Instructions to follow: Collect each line holding the string "Selecione".

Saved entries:
## START
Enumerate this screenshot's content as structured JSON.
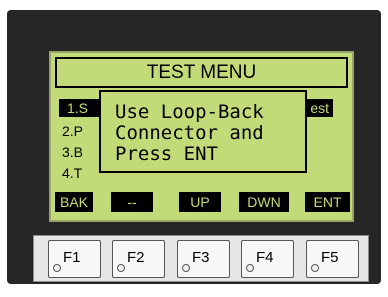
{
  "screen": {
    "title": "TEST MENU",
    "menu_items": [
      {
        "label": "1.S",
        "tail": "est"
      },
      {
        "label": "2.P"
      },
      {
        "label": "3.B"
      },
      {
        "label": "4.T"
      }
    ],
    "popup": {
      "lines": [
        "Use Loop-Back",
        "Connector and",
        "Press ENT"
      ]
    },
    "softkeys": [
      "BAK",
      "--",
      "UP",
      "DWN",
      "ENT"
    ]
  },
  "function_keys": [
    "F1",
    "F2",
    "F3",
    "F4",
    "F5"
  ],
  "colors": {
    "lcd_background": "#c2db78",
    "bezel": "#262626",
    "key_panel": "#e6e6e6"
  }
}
## END
## START
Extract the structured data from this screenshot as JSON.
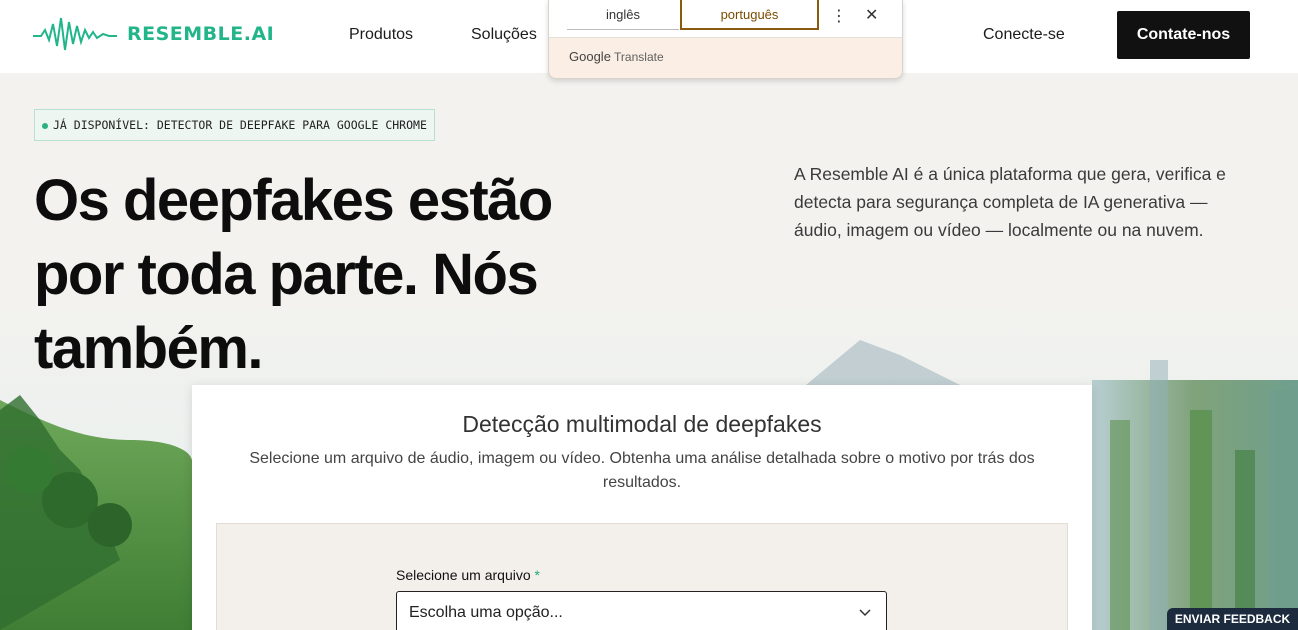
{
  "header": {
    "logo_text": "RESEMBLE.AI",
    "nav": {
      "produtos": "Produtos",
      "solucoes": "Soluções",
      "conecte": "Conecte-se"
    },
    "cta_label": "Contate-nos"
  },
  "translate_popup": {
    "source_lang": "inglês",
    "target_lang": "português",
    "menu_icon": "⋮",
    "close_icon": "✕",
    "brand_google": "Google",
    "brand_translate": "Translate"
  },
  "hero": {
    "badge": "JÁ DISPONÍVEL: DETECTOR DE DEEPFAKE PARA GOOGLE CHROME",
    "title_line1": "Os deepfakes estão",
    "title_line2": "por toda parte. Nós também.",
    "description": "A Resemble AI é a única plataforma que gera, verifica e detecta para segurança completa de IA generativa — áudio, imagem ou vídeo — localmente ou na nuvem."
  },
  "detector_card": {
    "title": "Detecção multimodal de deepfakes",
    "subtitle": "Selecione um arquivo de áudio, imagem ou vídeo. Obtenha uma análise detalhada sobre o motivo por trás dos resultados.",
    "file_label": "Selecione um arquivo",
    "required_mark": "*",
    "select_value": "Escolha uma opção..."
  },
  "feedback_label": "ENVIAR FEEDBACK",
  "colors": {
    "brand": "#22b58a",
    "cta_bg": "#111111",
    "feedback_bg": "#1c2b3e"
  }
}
## END
Output below:
    "subtitle": "Selecione um arquivo de áudio, imagem ou vídeo. Obtenha uma análise detalhada sobre o motivo por trás dos resultados.",
    "file_label": "Selecione um arquivo",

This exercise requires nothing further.